(Dataset entries)
☆ ☆ ☆ ☆
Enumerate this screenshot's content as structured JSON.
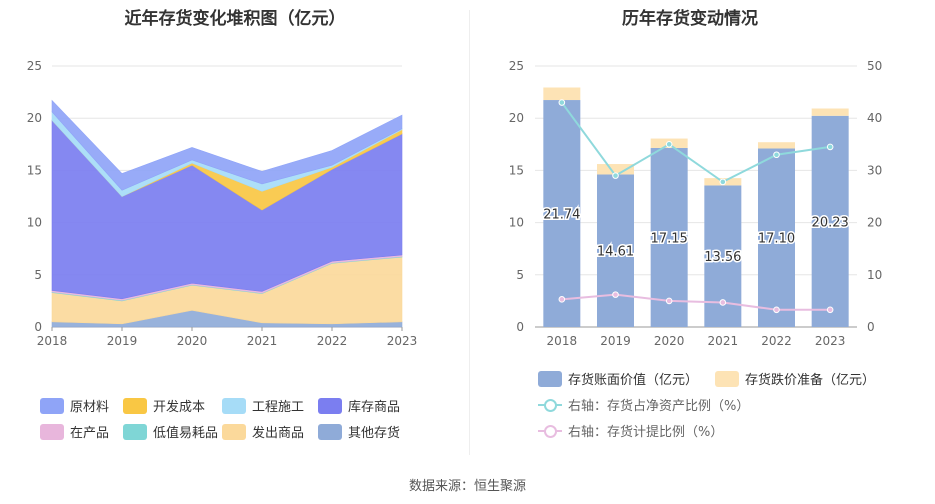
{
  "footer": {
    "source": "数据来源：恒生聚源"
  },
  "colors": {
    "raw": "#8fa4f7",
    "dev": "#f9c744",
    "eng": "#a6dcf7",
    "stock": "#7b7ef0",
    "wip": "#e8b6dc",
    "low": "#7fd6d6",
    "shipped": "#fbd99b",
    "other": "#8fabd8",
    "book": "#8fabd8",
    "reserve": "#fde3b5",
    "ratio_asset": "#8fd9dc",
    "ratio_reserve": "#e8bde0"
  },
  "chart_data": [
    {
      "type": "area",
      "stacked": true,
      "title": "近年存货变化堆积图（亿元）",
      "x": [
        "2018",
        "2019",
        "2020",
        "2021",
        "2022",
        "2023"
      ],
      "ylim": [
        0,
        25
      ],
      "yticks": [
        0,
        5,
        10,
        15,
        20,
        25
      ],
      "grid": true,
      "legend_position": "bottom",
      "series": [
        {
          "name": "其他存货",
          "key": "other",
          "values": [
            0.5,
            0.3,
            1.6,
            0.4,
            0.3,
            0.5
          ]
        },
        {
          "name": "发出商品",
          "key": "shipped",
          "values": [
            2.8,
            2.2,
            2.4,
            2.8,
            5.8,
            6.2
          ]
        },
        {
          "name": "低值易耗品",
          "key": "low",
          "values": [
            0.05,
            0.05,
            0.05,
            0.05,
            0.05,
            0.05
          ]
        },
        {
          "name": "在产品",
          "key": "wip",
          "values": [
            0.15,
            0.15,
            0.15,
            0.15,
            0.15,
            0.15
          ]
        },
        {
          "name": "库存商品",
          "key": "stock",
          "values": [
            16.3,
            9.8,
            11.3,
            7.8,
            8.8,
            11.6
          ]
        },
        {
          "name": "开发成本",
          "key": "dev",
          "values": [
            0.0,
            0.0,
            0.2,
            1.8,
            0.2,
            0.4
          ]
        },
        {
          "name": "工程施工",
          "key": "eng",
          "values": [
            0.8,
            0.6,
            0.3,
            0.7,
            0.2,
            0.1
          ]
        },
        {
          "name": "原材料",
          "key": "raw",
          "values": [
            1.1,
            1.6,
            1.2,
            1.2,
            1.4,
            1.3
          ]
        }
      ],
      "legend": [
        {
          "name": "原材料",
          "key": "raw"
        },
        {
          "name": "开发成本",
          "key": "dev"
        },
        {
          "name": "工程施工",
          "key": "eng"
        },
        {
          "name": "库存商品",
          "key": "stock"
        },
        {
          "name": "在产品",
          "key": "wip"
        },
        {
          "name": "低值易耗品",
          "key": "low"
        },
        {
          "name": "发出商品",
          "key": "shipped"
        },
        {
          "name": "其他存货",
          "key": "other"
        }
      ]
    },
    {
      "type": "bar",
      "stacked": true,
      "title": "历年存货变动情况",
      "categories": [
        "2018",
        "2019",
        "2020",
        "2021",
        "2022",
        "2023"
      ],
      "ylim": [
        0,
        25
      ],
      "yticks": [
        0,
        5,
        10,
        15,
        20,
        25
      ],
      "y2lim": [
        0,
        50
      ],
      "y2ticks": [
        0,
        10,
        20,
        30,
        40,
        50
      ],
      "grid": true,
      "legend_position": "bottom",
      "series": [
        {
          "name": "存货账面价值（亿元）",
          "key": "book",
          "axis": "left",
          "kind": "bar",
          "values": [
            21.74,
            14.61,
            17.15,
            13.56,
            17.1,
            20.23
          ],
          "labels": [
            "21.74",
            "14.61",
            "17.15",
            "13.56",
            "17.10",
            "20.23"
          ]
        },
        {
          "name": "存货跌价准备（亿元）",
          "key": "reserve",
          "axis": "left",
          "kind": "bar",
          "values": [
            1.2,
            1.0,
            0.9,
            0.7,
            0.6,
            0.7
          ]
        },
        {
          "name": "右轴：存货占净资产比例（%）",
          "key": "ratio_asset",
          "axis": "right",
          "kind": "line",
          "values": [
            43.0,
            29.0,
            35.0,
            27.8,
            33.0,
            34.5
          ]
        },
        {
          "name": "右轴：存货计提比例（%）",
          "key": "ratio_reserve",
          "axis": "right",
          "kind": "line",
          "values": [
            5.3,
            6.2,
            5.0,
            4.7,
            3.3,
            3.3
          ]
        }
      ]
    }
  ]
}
☆ ☆ ☆ ☆
> Work to be completed
Give the data above again in full and unchanged, skipping the pictures.

> Answer to this problem
Enumerate this screenshot's content as structured JSON.
{
  "footer": {
    "source": "数据来源：恒生聚源"
  },
  "colors": {
    "raw": "#8fa4f7",
    "dev": "#f9c744",
    "eng": "#a6dcf7",
    "stock": "#7b7ef0",
    "wip": "#e8b6dc",
    "low": "#7fd6d6",
    "shipped": "#fbd99b",
    "other": "#8fabd8",
    "book": "#8fabd8",
    "reserve": "#fde3b5",
    "ratio_asset": "#8fd9dc",
    "ratio_reserve": "#e8bde0"
  },
  "chart_data": [
    {
      "type": "area",
      "stacked": true,
      "title": "近年存货变化堆积图（亿元）",
      "x": [
        "2018",
        "2019",
        "2020",
        "2021",
        "2022",
        "2023"
      ],
      "ylim": [
        0,
        25
      ],
      "yticks": [
        0,
        5,
        10,
        15,
        20,
        25
      ],
      "grid": true,
      "legend_position": "bottom",
      "series": [
        {
          "name": "其他存货",
          "key": "other",
          "values": [
            0.5,
            0.3,
            1.6,
            0.4,
            0.3,
            0.5
          ]
        },
        {
          "name": "发出商品",
          "key": "shipped",
          "values": [
            2.8,
            2.2,
            2.4,
            2.8,
            5.8,
            6.2
          ]
        },
        {
          "name": "低值易耗品",
          "key": "low",
          "values": [
            0.05,
            0.05,
            0.05,
            0.05,
            0.05,
            0.05
          ]
        },
        {
          "name": "在产品",
          "key": "wip",
          "values": [
            0.15,
            0.15,
            0.15,
            0.15,
            0.15,
            0.15
          ]
        },
        {
          "name": "库存商品",
          "key": "stock",
          "values": [
            16.3,
            9.8,
            11.3,
            7.8,
            8.8,
            11.6
          ]
        },
        {
          "name": "开发成本",
          "key": "dev",
          "values": [
            0.0,
            0.0,
            0.2,
            1.8,
            0.2,
            0.4
          ]
        },
        {
          "name": "工程施工",
          "key": "eng",
          "values": [
            0.8,
            0.6,
            0.3,
            0.7,
            0.2,
            0.1
          ]
        },
        {
          "name": "原材料",
          "key": "raw",
          "values": [
            1.1,
            1.6,
            1.2,
            1.2,
            1.4,
            1.3
          ]
        }
      ],
      "legend": [
        {
          "name": "原材料",
          "key": "raw"
        },
        {
          "name": "开发成本",
          "key": "dev"
        },
        {
          "name": "工程施工",
          "key": "eng"
        },
        {
          "name": "库存商品",
          "key": "stock"
        },
        {
          "name": "在产品",
          "key": "wip"
        },
        {
          "name": "低值易耗品",
          "key": "low"
        },
        {
          "name": "发出商品",
          "key": "shipped"
        },
        {
          "name": "其他存货",
          "key": "other"
        }
      ]
    },
    {
      "type": "bar",
      "stacked": true,
      "title": "历年存货变动情况",
      "categories": [
        "2018",
        "2019",
        "2020",
        "2021",
        "2022",
        "2023"
      ],
      "ylim": [
        0,
        25
      ],
      "yticks": [
        0,
        5,
        10,
        15,
        20,
        25
      ],
      "y2lim": [
        0,
        50
      ],
      "y2ticks": [
        0,
        10,
        20,
        30,
        40,
        50
      ],
      "grid": true,
      "legend_position": "bottom",
      "series": [
        {
          "name": "存货账面价值（亿元）",
          "key": "book",
          "axis": "left",
          "kind": "bar",
          "values": [
            21.74,
            14.61,
            17.15,
            13.56,
            17.1,
            20.23
          ],
          "labels": [
            "21.74",
            "14.61",
            "17.15",
            "13.56",
            "17.10",
            "20.23"
          ]
        },
        {
          "name": "存货跌价准备（亿元）",
          "key": "reserve",
          "axis": "left",
          "kind": "bar",
          "values": [
            1.2,
            1.0,
            0.9,
            0.7,
            0.6,
            0.7
          ]
        },
        {
          "name": "右轴：存货占净资产比例（%）",
          "key": "ratio_asset",
          "axis": "right",
          "kind": "line",
          "values": [
            43.0,
            29.0,
            35.0,
            27.8,
            33.0,
            34.5
          ]
        },
        {
          "name": "右轴：存货计提比例（%）",
          "key": "ratio_reserve",
          "axis": "right",
          "kind": "line",
          "values": [
            5.3,
            6.2,
            5.0,
            4.7,
            3.3,
            3.3
          ]
        }
      ]
    }
  ]
}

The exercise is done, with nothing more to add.